▶ [Exercise prompt] Retype all of the data exactly as given.

▶ [Records excerpted from a collection]
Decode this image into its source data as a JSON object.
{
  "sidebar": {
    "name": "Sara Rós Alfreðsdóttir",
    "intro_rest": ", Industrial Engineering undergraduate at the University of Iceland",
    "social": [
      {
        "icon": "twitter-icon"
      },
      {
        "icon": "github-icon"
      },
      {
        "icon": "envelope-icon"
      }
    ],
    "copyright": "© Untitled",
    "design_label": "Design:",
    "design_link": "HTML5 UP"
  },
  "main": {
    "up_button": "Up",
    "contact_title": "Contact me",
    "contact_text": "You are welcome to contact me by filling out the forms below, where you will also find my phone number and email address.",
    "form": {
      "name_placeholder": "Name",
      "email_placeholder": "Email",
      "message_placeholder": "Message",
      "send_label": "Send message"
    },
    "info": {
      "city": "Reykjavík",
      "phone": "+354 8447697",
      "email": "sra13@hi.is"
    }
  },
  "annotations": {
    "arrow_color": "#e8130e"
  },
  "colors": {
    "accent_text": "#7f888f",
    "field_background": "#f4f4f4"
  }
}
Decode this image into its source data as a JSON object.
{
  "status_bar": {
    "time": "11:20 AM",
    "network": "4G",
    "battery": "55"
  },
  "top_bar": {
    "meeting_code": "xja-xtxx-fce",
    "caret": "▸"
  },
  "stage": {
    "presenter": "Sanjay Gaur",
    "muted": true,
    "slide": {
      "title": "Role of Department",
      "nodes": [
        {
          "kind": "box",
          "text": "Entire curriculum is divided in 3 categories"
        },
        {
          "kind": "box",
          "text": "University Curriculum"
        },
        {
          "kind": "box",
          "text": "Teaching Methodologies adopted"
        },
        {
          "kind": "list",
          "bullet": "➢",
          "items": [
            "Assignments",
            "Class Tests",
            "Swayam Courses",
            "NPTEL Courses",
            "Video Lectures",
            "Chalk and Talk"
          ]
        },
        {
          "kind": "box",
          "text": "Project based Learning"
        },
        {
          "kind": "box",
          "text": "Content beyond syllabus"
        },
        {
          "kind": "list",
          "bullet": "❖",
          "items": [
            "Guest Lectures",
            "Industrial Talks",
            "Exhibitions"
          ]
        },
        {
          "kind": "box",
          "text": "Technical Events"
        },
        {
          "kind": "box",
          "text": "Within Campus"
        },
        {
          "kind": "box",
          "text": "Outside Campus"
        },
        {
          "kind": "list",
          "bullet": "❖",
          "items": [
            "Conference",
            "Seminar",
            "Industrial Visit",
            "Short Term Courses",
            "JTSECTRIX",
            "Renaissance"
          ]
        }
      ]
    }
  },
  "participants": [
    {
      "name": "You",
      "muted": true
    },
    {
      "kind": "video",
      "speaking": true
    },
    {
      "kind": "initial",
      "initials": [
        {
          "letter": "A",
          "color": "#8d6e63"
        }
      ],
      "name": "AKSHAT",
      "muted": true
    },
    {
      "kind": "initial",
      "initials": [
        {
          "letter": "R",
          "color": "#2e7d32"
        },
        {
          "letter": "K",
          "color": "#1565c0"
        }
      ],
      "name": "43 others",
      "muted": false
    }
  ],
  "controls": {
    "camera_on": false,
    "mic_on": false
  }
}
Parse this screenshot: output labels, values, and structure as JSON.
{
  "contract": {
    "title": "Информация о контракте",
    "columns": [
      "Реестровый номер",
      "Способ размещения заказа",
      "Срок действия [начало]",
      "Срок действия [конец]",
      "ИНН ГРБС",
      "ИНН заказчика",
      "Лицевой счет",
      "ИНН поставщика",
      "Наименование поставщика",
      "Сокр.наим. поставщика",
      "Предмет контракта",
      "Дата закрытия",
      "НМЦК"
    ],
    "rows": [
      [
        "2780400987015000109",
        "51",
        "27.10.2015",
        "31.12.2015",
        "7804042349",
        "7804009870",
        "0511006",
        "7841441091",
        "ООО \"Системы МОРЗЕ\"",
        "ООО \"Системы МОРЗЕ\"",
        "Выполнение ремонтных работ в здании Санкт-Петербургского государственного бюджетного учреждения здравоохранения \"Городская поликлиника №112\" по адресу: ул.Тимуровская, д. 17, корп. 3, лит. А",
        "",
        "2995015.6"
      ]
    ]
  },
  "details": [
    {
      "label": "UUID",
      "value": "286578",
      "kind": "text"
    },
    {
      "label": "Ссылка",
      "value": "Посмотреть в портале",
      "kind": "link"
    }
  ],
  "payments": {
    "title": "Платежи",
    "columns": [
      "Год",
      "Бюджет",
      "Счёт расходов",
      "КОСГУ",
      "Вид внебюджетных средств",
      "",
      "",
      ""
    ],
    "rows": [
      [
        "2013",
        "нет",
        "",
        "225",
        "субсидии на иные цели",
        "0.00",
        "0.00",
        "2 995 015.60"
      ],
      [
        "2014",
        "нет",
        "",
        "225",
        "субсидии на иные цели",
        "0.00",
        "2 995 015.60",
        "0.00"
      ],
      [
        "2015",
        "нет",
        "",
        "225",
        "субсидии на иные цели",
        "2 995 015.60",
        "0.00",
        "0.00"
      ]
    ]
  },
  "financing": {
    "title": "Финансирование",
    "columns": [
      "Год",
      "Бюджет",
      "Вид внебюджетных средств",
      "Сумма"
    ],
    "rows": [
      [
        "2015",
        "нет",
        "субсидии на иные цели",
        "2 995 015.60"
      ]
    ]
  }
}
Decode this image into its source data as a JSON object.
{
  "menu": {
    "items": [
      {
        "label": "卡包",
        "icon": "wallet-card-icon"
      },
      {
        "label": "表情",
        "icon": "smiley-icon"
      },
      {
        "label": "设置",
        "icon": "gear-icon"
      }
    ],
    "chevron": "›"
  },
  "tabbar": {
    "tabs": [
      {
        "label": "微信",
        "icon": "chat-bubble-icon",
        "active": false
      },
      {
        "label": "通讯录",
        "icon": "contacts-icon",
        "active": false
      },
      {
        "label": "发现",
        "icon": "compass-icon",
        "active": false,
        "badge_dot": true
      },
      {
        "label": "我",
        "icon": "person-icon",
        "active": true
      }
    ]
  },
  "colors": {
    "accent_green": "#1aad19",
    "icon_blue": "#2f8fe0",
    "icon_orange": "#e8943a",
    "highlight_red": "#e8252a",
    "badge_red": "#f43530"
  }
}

▶ [Task answer]
Decode this image into its source data as a JSON object.
{
  "sidebar": {
    "name": "Sara Rós Alfreðsdóttir",
    "intro_rest": ", Industrial Engineering undergraduate at the University of Iceland",
    "social": [
      {
        "icon": "twitter-icon"
      },
      {
        "icon": "github-icon"
      },
      {
        "icon": "envelope-icon"
      }
    ],
    "copyright": "© Untitled",
    "design_label": "Design:",
    "design_link": "HTML5 UP"
  },
  "main": {
    "up_button": "Up",
    "contact_title": "Contact me",
    "contact_text": "You are welcome to contact me by filling out the forms below, where you will also find my phone number and email address.",
    "form": {
      "name_placeholder": "Name",
      "email_placeholder": "Email",
      "message_placeholder": "Message",
      "send_label": "Send message"
    },
    "info": {
      "city": "Reykjavík",
      "phone": "+354 8447697",
      "email": "sra13@hi.is"
    }
  },
  "annotations": {
    "arrow_color": "#e8130e"
  },
  "colors": {
    "accent_text": "#7f888f",
    "field_background": "#f4f4f4"
  }
}
Decode this image into its source data as a JSON object.
{
  "status_bar": {
    "time": "11:20 AM",
    "network": "4G",
    "battery": "55"
  },
  "top_bar": {
    "meeting_code": "xja-xtxx-fce",
    "caret": "▸"
  },
  "stage": {
    "presenter": "Sanjay Gaur",
    "muted": true,
    "slide": {
      "title": "Role of Department",
      "nodes": [
        {
          "kind": "box",
          "text": "Entire curriculum is divided in 3 categories"
        },
        {
          "kind": "box",
          "text": "University Curriculum"
        },
        {
          "kind": "box",
          "text": "Teaching Methodologies adopted"
        },
        {
          "kind": "list",
          "bullet": "➢",
          "items": [
            "Assignments",
            "Class Tests",
            "Swayam Courses",
            "NPTEL Courses",
            "Video Lectures",
            "Chalk and Talk"
          ]
        },
        {
          "kind": "box",
          "text": "Project based Learning"
        },
        {
          "kind": "box",
          "text": "Content beyond syllabus"
        },
        {
          "kind": "list",
          "bullet": "❖",
          "items": [
            "Guest Lectures",
            "Industrial Talks",
            "Exhibitions"
          ]
        },
        {
          "kind": "box",
          "text": "Technical Events"
        },
        {
          "kind": "box",
          "text": "Within Campus"
        },
        {
          "kind": "box",
          "text": "Outside Campus"
        },
        {
          "kind": "list",
          "bullet": "❖",
          "items": [
            "Conference",
            "Seminar",
            "Industrial Visit",
            "Short Term Courses",
            "JTSECTRIX",
            "Renaissance"
          ]
        }
      ]
    }
  },
  "participants": [
    {
      "name": "You",
      "muted": true
    },
    {
      "kind": "video",
      "speaking": true
    },
    {
      "kind": "initial",
      "initials": [
        {
          "letter": "A",
          "color": "#8d6e63"
        }
      ],
      "name": "AKSHAT",
      "muted": true
    },
    {
      "kind": "initial",
      "initials": [
        {
          "letter": "R",
          "color": "#2e7d32"
        },
        {
          "letter": "K",
          "color": "#1565c0"
        }
      ],
      "name": "43 others",
      "muted": false
    }
  ],
  "controls": {
    "camera_on": false,
    "mic_on": false
  }
}
Parse this screenshot: output labels, values, and structure as JSON.
{
  "contract": {
    "title": "Информация о контракте",
    "columns": [
      "Реестровый номер",
      "Способ размещения заказа",
      "Срок действия [начало]",
      "Срок действия [конец]",
      "ИНН ГРБС",
      "ИНН заказчика",
      "Лицевой счет",
      "ИНН поставщика",
      "Наименование поставщика",
      "Сокр.наим. поставщика",
      "Предмет контракта",
      "Дата закрытия",
      "НМЦК"
    ],
    "rows": [
      [
        "2780400987015000109",
        "51",
        "27.10.2015",
        "31.12.2015",
        "7804042349",
        "7804009870",
        "0511006",
        "7841441091",
        "ООО \"Системы МОРЗЕ\"",
        "ООО \"Системы МОРЗЕ\"",
        "Выполнение ремонтных работ в здании Санкт-Петербургского государственного бюджетного учреждения здравоохранения \"Городская поликлиника №112\" по адресу: ул.Тимуровская, д. 17, корп. 3, лит. А",
        "",
        "2995015.6"
      ]
    ]
  },
  "details": [
    {
      "label": "UUID",
      "value": "286578",
      "kind": "text"
    },
    {
      "label": "Ссылка",
      "value": "Посмотреть в портале",
      "kind": "link"
    }
  ],
  "payments": {
    "title": "Платежи",
    "columns": [
      "Год",
      "Бюджет",
      "Счёт расходов",
      "КОСГУ",
      "Вид внебюджетных средств",
      "",
      "",
      ""
    ],
    "rows": [
      [
        "2013",
        "нет",
        "",
        "225",
        "субсидии на иные цели",
        "0.00",
        "0.00",
        "2 995 015.60"
      ],
      [
        "2014",
        "нет",
        "",
        "225",
        "субсидии на иные цели",
        "0.00",
        "2 995 015.60",
        "0.00"
      ],
      [
        "2015",
        "нет",
        "",
        "225",
        "субсидии на иные цели",
        "2 995 015.60",
        "0.00",
        "0.00"
      ]
    ]
  },
  "financing": {
    "title": "Финансирование",
    "columns": [
      "Год",
      "Бюджет",
      "Вид внебюджетных средств",
      "Сумма"
    ],
    "rows": [
      [
        "2015",
        "нет",
        "субсидии на иные цели",
        "2 995 015.60"
      ]
    ]
  }
}
Decode this image into its source data as a JSON object.
{
  "menu": {
    "items": [
      {
        "label": "卡包",
        "icon": "wallet-card-icon"
      },
      {
        "label": "表情",
        "icon": "smiley-icon"
      },
      {
        "label": "设置",
        "icon": "gear-icon"
      }
    ],
    "chevron": "›"
  },
  "tabbar": {
    "tabs": [
      {
        "label": "微信",
        "icon": "chat-bubble-icon",
        "active": false
      },
      {
        "label": "通讯录",
        "icon": "contacts-icon",
        "active": false
      },
      {
        "label": "发现",
        "icon": "compass-icon",
        "active": false,
        "badge_dot": true
      },
      {
        "label": "我",
        "icon": "person-icon",
        "active": true
      }
    ]
  },
  "colors": {
    "accent_green": "#1aad19",
    "icon_blue": "#2f8fe0",
    "icon_orange": "#e8943a",
    "highlight_red": "#e8252a",
    "badge_red": "#f43530"
  }
}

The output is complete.